Start of RECORDS SUPPLIED

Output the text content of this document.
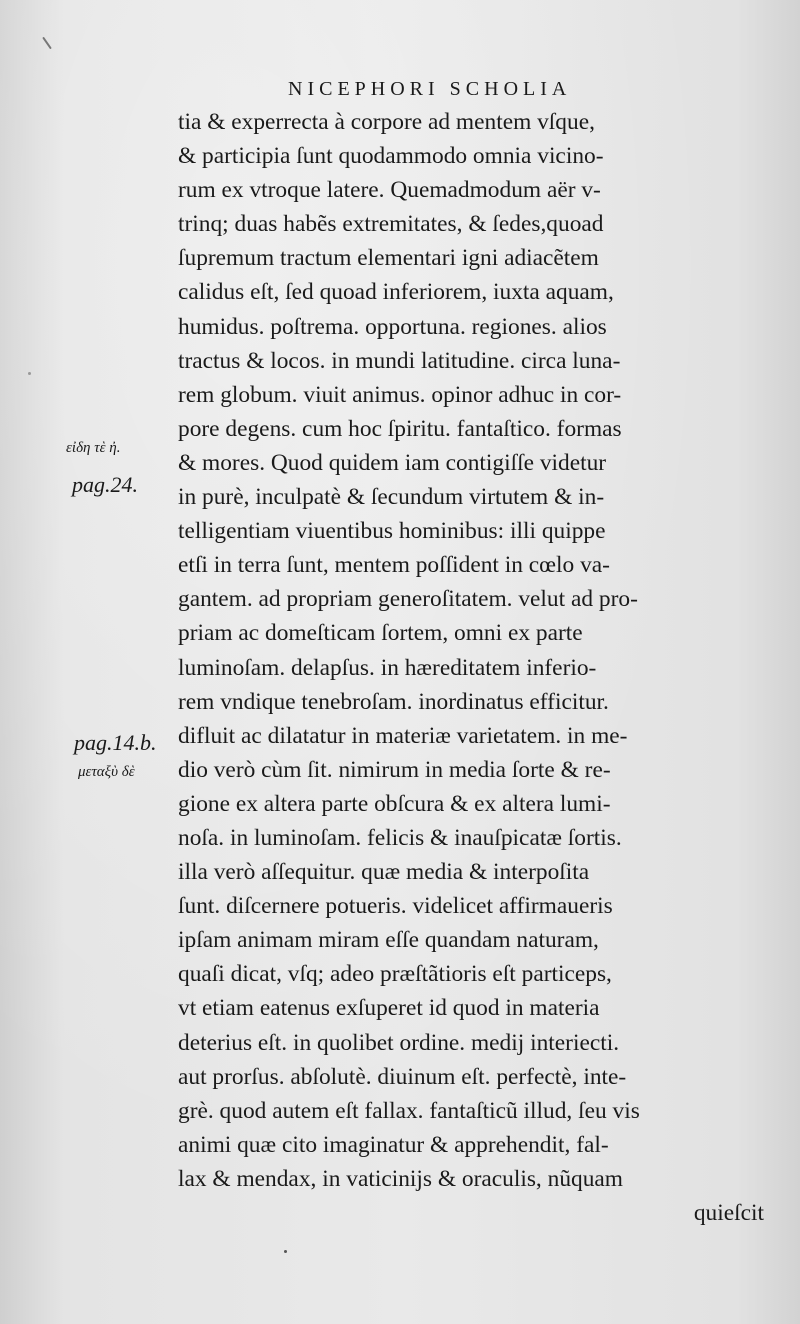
NICEPHORI SCHOLIA
tia & experrecta à corpore ad mentem vſque,
& participia ſunt quodammodo omnia vicino-
rum ex vtroque latere. Quemadmodum aër v-
trinq; duas habẽs extremitates, & ſedes,quoad
ſupremum tractum elementari igni adiacẽtem
calidus eſt, ſed quoad inferiorem, iuxta aquam,
humidus. poſtrema. opportuna. regiones. alios
tractus & locos. in mundi latitudine. circa luna-
rem globum. viuit animus. opinor adhuc in cor-
pore degens. cum hoc ſpiritu. fantaſtico. formas
& mores. Quod quidem iam contigiſſe videtur
in purè, inculpatè & ſecundum virtutem & in-
telligentiam viuentibus hominibus: illi quippe
etſi in terra ſunt, mentem poſſident in cœlo va-
gantem. ad propriam generoſitatem. velut ad pro-
priam ac domeſticam ſortem, omni ex parte
luminoſam. delapſus. in hæreditatem inferio-
rem vndique tenebroſam. inordinatus efficitur.
difluit ac dilatatur in materiæ varietatem. in me-
dio verò cùm ſit. nimirum in media ſorte & re-
gione ex altera parte obſcura & ex altera lumi-
noſa. in luminoſam. felicis & inauſpicatæ ſortis.
illa verò aſſequitur. quæ media & interpoſita
ſunt. diſcernere potueris. videlicet affirmaueris
ipſam animam miram eſſe quandam naturam,
quaſi dicat, vſq; adeo præſtãtioris eſt particeps,
vt etiam eatenus exſuperet id quod in materia
deterius eſt. in quolibet ordine. medij interiecti.
aut prorſus. abſolutè. diuinum eſt. perfectè, inte-
grè. quod autem eſt fallax. fantaſticũ illud, ſeu vis
animi quæ cito imaginatur & apprehendit, fal-
lax & mendax, in vaticinijs & oraculis, nũquam
quieſcit
εἰδη τὲ ἠ.
pag.24.
pag.14.b.
μεταξὺ δὲ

End of RECORDS SUPPLIED

▶ **EXERCISE PROMPT**
Reproduce the material in its entirety and word for word, without the pictures.

▶ **WRITTEN ANSWER**
Output the text content of this document.
NICEPHORI SCHOLIA
tia & experrecta à corpore ad mentem vſque,
& participia ſunt quodammodo omnia vicino-
rum ex vtroque latere. Quemadmodum aër v-
trinq; duas habẽs extremitates, & ſedes,quoad
ſupremum tractum elementari igni adiacẽtem
calidus eſt, ſed quoad inferiorem, iuxta aquam,
humidus. poſtrema. opportuna. regiones. alios
tractus & locos. in mundi latitudine. circa luna-
rem globum. viuit animus. opinor adhuc in cor-
pore degens. cum hoc ſpiritu. fantaſtico. formas
& mores. Quod quidem iam contigiſſe videtur
in purè, inculpatè & ſecundum virtutem & in-
telligentiam viuentibus hominibus: illi quippe
etſi in terra ſunt, mentem poſſident in cœlo va-
gantem. ad propriam generoſitatem. velut ad pro-
priam ac domeſticam ſortem, omni ex parte
luminoſam. delapſus. in hæreditatem inferio-
rem vndique tenebroſam. inordinatus efficitur.
difluit ac dilatatur in materiæ varietatem. in me-
dio verò cùm ſit. nimirum in media ſorte & re-
gione ex altera parte obſcura & ex altera lumi-
noſa. in luminoſam. felicis & inauſpicatæ ſortis.
illa verò aſſequitur. quæ media & interpoſita
ſunt. diſcernere potueris. videlicet affirmaueris
ipſam animam miram eſſe quandam naturam,
quaſi dicat, vſq; adeo præſtãtioris eſt particeps,
vt etiam eatenus exſuperet id quod in materia
deterius eſt. in quolibet ordine. medij interiecti.
aut prorſus. abſolutè. diuinum eſt. perfectè, inte-
grè. quod autem eſt fallax. fantaſticũ illud, ſeu vis
animi quæ cito imaginatur & apprehendit, fal-
lax & mendax, in vaticinijs & oraculis, nũquam
quieſcit
εἰδη τὲ ἠ.
pag.24.
pag.14.b.
μεταξὺ δὲ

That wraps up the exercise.